***** PROVIDED MATERIAL

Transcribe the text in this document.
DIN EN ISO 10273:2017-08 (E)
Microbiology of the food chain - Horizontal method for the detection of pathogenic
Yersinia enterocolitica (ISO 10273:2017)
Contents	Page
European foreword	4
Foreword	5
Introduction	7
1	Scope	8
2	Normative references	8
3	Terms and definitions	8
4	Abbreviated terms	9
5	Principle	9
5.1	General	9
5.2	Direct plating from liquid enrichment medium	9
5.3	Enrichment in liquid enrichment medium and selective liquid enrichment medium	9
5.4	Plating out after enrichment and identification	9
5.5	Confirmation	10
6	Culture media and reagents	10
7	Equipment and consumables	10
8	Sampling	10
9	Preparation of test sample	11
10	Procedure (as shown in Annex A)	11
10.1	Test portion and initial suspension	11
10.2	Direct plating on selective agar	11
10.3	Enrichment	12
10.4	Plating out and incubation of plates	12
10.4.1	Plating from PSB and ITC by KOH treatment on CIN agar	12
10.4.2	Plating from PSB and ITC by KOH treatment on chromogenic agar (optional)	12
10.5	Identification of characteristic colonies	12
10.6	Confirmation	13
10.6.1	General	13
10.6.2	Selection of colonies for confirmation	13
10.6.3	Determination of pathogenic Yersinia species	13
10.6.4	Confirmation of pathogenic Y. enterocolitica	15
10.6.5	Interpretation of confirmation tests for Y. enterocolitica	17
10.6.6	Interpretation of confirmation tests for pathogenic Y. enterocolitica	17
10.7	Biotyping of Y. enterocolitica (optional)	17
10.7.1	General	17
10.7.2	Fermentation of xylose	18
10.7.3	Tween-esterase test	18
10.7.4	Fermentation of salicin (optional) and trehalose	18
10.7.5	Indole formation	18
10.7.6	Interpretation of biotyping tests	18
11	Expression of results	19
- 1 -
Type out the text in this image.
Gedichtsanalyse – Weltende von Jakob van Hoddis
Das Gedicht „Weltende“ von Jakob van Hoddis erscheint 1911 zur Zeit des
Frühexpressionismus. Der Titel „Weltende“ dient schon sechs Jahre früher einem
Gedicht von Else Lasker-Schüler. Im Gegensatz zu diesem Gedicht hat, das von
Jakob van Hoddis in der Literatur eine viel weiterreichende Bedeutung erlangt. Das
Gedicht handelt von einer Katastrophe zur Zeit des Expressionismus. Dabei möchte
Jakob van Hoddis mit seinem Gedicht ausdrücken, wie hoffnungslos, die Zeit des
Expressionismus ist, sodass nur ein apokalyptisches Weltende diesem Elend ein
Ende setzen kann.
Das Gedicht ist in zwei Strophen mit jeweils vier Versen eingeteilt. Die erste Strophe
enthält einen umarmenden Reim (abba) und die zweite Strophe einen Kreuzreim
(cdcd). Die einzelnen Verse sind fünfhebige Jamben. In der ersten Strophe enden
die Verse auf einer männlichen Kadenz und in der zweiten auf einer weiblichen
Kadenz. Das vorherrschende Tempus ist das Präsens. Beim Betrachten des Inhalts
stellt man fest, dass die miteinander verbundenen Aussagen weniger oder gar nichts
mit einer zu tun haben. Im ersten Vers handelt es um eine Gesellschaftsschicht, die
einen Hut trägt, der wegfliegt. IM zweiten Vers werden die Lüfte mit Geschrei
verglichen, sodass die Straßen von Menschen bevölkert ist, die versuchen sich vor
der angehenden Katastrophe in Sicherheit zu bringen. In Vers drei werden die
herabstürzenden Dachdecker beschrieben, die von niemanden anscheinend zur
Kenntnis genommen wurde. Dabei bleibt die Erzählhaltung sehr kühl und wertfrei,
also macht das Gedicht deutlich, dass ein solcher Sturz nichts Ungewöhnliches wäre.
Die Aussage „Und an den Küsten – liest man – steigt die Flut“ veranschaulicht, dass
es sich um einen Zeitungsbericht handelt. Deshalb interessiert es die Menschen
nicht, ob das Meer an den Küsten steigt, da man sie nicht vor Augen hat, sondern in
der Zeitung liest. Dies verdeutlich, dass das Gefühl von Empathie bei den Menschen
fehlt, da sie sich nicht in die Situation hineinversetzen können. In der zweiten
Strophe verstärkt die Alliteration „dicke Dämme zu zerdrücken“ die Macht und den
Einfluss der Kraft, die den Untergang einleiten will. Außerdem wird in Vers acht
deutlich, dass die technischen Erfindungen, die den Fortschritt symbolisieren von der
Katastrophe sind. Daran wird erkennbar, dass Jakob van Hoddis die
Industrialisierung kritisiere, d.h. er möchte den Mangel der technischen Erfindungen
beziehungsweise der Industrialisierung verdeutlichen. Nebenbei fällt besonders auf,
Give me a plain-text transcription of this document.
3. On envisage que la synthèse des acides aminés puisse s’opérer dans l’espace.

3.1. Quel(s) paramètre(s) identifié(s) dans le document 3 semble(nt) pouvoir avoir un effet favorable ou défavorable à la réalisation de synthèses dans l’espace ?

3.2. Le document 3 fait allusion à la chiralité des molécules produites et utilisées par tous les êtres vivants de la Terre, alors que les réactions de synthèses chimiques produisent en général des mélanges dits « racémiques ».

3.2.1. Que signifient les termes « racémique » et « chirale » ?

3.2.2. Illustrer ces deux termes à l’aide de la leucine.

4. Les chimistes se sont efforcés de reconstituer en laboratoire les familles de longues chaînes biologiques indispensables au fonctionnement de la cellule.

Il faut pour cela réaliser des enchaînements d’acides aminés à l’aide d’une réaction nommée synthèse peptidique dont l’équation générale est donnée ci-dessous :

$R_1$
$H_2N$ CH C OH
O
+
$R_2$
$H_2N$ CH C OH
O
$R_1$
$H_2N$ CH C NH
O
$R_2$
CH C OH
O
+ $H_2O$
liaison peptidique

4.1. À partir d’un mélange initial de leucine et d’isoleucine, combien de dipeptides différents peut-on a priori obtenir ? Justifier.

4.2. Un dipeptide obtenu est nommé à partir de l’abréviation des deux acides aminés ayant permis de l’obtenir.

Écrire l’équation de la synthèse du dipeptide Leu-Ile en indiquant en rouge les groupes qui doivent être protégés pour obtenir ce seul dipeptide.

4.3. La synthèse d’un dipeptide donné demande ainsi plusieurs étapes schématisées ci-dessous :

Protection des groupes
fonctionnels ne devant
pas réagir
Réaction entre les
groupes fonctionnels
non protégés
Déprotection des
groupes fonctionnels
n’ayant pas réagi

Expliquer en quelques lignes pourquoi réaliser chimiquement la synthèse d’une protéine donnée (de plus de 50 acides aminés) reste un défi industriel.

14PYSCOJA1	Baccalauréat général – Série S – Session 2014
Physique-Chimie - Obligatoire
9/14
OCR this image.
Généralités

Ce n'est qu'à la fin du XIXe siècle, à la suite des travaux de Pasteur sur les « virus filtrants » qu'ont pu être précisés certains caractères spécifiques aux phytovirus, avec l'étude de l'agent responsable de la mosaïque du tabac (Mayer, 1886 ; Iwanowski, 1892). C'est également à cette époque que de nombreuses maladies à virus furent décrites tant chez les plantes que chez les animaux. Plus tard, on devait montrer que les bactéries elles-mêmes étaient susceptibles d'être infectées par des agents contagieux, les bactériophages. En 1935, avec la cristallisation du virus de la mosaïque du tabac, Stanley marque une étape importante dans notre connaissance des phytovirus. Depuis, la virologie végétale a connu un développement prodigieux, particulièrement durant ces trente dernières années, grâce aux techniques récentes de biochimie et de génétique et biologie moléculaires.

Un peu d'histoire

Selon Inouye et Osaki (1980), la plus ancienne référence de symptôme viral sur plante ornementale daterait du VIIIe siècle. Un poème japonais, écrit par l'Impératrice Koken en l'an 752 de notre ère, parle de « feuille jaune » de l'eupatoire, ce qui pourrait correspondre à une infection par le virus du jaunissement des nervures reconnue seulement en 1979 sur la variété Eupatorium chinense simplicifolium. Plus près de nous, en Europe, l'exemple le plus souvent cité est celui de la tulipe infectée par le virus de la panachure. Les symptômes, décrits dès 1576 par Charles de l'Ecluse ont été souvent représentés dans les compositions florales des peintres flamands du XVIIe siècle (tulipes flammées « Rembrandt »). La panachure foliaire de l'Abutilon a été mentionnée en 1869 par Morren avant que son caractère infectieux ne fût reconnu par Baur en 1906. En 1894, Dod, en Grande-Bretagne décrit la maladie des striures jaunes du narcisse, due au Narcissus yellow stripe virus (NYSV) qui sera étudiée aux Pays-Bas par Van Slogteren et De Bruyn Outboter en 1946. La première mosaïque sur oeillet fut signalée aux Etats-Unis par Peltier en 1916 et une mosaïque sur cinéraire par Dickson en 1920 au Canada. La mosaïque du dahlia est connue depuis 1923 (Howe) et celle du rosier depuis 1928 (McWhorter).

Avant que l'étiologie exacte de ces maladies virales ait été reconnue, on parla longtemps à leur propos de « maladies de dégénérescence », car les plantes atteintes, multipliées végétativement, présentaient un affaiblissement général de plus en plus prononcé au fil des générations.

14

**********

Find the string "treatment" in the entries above and return each line that holds it.

10.4.1	Plating from PSB and ITC by KOH treatment on CIN agar	12
10.4.2	Plating from PSB and ITC by KOH treatment on chromogenic agar (optional)	12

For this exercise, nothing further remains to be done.